— START The data —

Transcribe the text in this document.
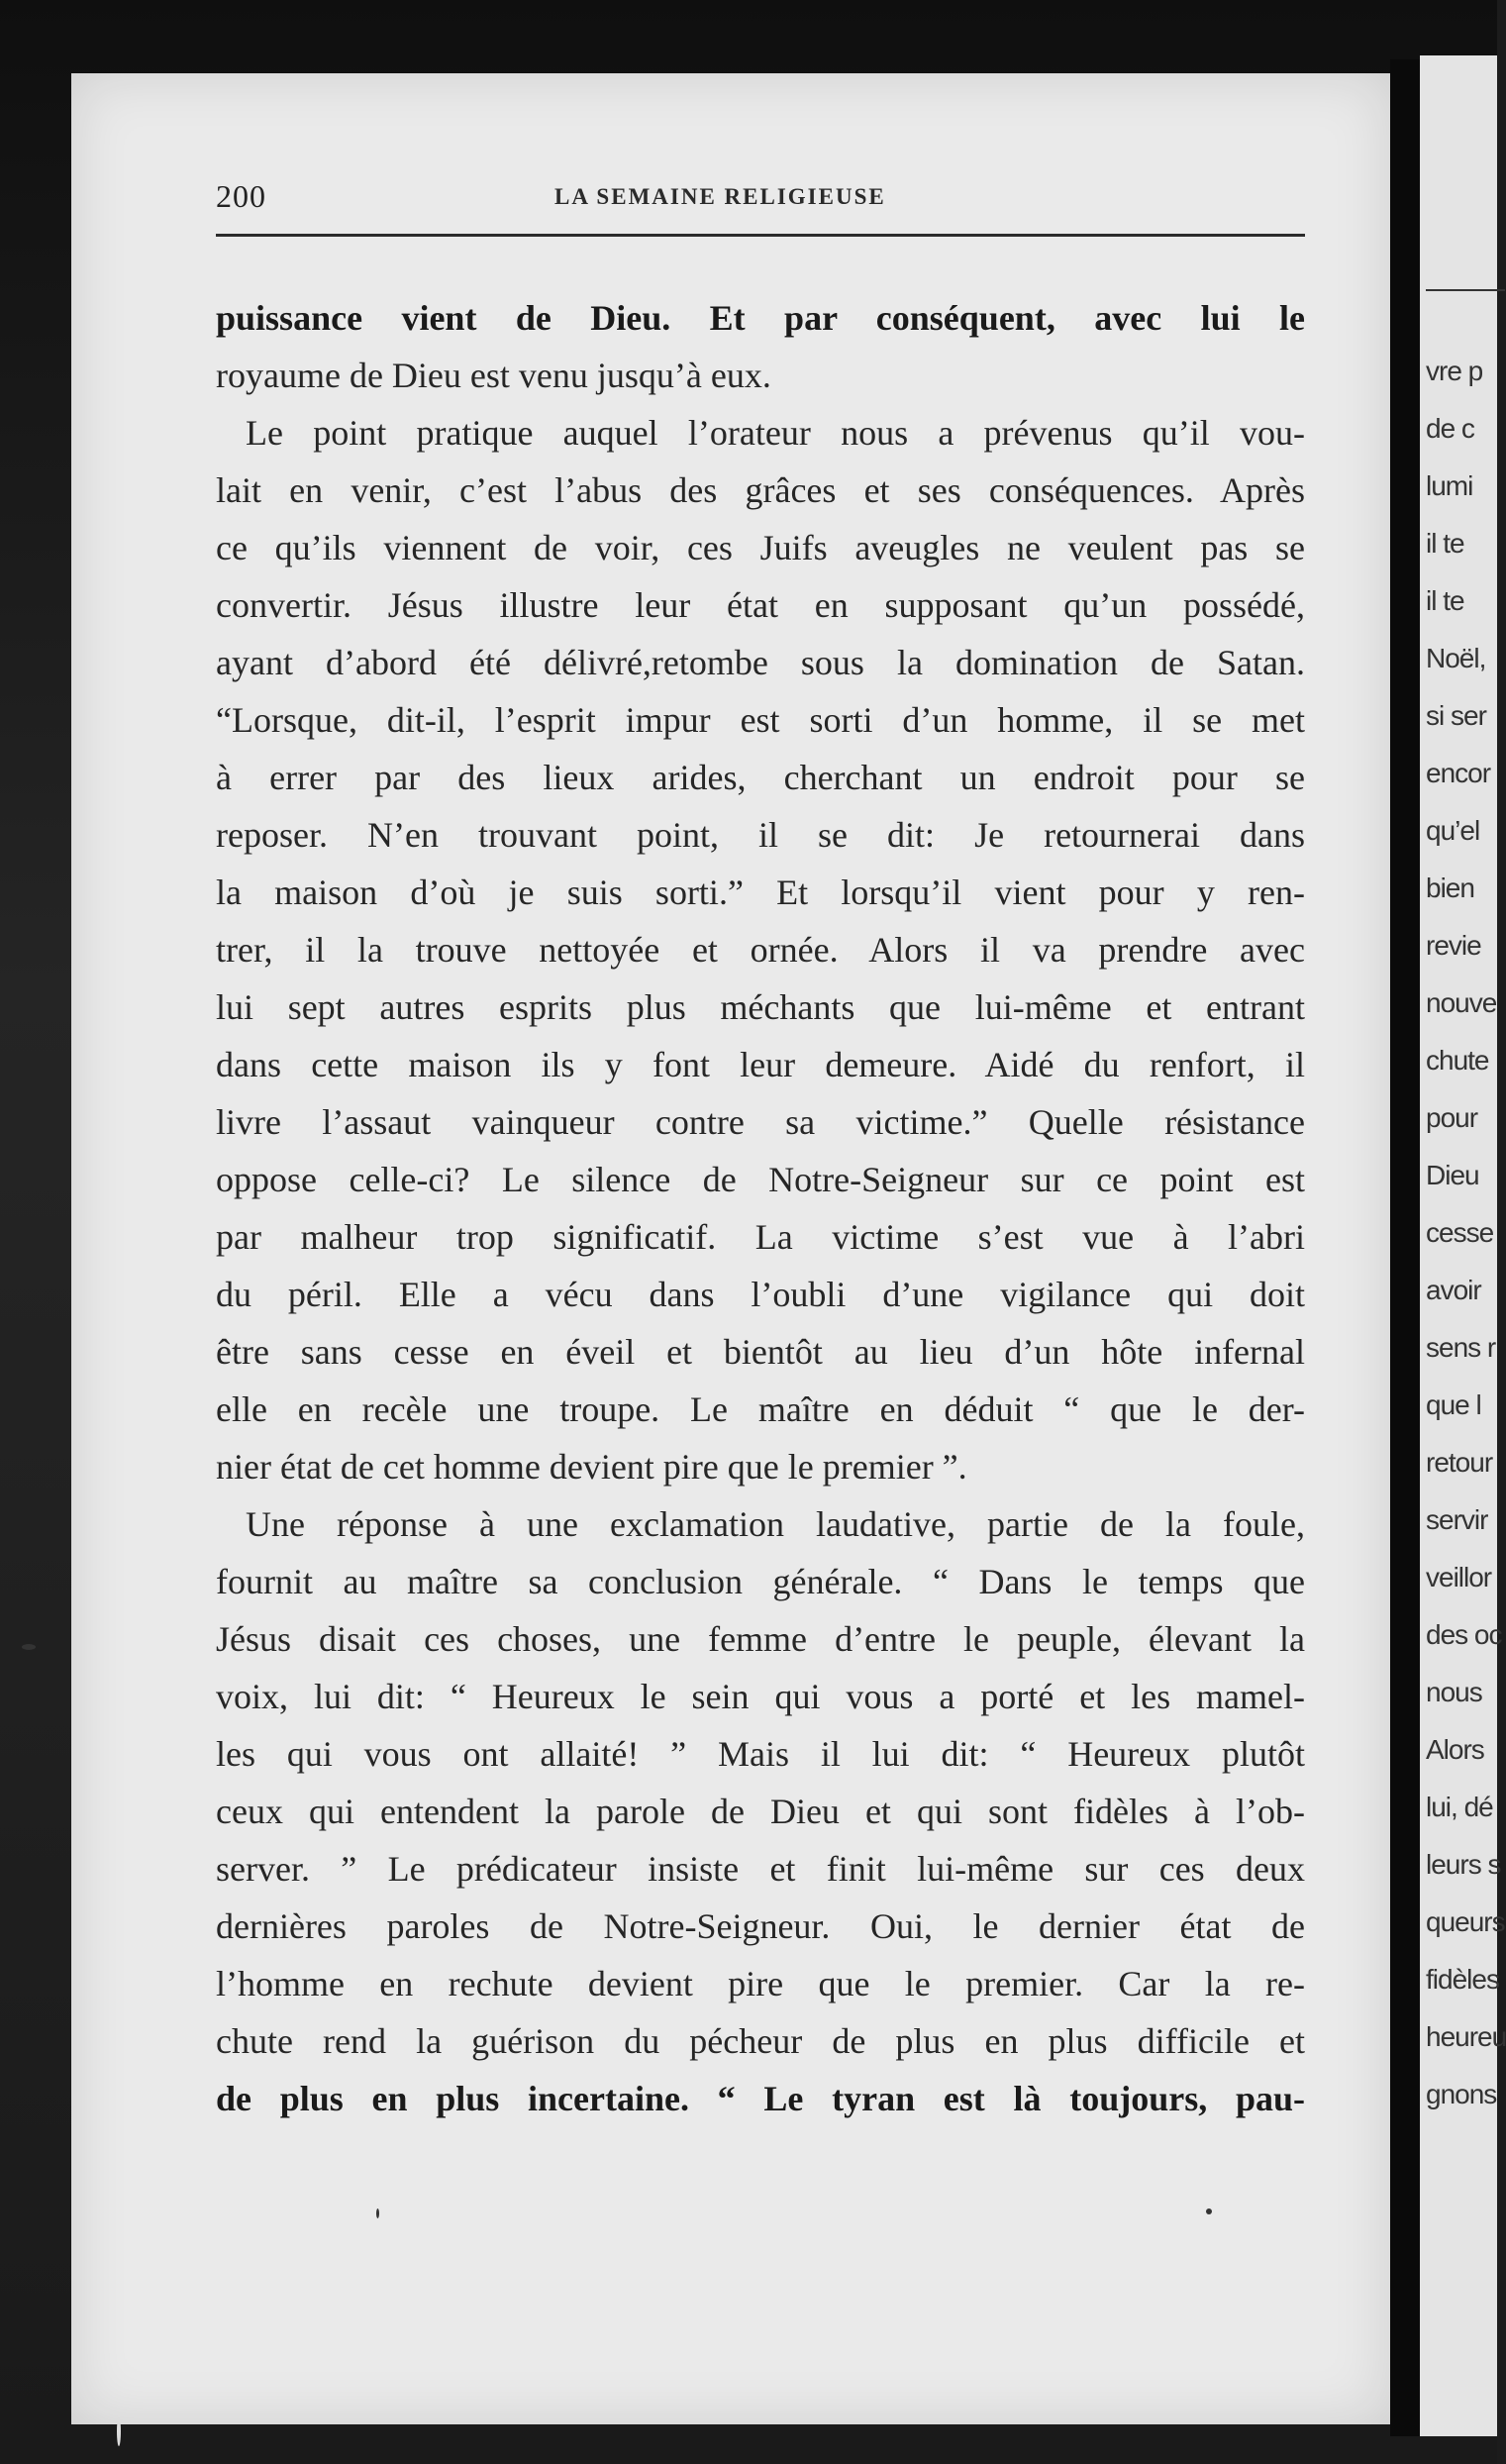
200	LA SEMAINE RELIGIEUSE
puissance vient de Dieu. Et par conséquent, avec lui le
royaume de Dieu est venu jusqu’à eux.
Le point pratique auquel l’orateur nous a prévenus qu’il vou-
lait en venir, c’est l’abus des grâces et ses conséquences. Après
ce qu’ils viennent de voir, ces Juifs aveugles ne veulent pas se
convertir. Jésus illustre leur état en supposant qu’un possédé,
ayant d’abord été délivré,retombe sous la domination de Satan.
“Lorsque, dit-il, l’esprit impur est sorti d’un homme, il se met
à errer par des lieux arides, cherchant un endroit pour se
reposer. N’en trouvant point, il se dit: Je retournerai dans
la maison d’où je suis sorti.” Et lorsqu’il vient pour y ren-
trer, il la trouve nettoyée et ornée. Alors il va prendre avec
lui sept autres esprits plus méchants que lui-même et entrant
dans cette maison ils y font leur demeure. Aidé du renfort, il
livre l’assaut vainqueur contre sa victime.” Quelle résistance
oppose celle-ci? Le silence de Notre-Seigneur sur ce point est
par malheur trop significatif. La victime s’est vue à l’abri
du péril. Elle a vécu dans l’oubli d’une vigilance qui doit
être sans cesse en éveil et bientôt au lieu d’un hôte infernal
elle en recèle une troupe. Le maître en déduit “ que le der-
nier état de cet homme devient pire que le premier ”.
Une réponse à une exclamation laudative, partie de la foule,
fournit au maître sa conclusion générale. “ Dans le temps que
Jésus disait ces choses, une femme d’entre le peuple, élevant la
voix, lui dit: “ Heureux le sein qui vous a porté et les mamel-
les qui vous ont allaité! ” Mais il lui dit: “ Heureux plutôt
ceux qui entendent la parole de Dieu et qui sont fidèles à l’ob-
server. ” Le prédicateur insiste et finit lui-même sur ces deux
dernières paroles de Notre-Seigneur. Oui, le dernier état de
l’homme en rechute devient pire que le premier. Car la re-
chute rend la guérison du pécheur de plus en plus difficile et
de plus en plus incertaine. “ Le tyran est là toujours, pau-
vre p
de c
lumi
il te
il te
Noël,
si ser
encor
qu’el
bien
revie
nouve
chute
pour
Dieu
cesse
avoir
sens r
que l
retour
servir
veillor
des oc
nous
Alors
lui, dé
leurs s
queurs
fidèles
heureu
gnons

— END The data —

Among the entries above, identify all lines with "plus" and copy them.

**Result for this exercise:**
lui sept autres esprits plus méchants que lui-même et entrant
chute rend la guérison du pécheur de plus en plus difficile et
de plus en plus incertaine. “ Le tyran est là toujours, pau-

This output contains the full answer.